Prompt. In the listing below, locate the lines that hold the string "icon". Copy those lines.

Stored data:

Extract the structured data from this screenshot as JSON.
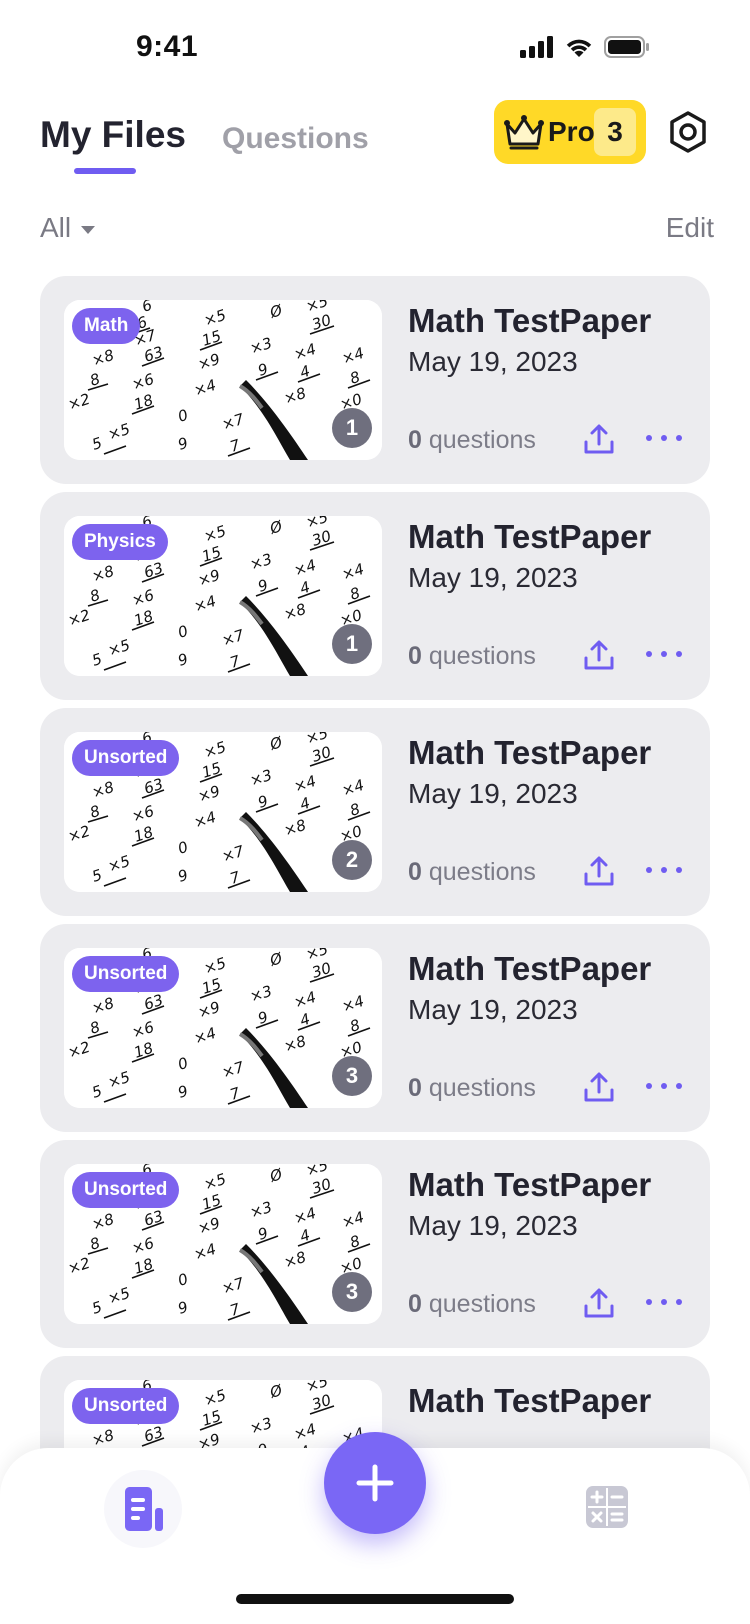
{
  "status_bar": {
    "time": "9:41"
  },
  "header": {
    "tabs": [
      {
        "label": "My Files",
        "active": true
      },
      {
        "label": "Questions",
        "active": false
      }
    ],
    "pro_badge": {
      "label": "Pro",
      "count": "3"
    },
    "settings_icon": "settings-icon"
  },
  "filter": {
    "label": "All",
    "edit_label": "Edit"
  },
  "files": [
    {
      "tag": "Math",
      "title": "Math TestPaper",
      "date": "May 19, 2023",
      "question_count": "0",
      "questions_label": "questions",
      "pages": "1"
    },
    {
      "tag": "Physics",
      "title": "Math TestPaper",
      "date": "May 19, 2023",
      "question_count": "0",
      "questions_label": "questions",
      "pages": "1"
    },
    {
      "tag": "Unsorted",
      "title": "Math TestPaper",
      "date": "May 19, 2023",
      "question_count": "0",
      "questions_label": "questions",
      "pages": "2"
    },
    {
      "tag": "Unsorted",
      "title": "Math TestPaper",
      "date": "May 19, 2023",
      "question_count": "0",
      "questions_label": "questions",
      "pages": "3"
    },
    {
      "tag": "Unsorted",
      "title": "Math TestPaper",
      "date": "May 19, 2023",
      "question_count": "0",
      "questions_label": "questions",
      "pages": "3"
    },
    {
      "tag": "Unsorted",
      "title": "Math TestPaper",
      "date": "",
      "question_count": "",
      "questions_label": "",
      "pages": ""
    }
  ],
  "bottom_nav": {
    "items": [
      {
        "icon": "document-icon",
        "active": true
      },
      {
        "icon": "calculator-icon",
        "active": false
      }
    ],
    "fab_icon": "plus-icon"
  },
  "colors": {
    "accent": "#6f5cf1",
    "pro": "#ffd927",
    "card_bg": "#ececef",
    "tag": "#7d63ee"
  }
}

The output.
    "settings_icon": "settings-icon"
        "icon": "document-icon",
        "icon": "calculator-icon",
    "fab_icon": "plus-icon"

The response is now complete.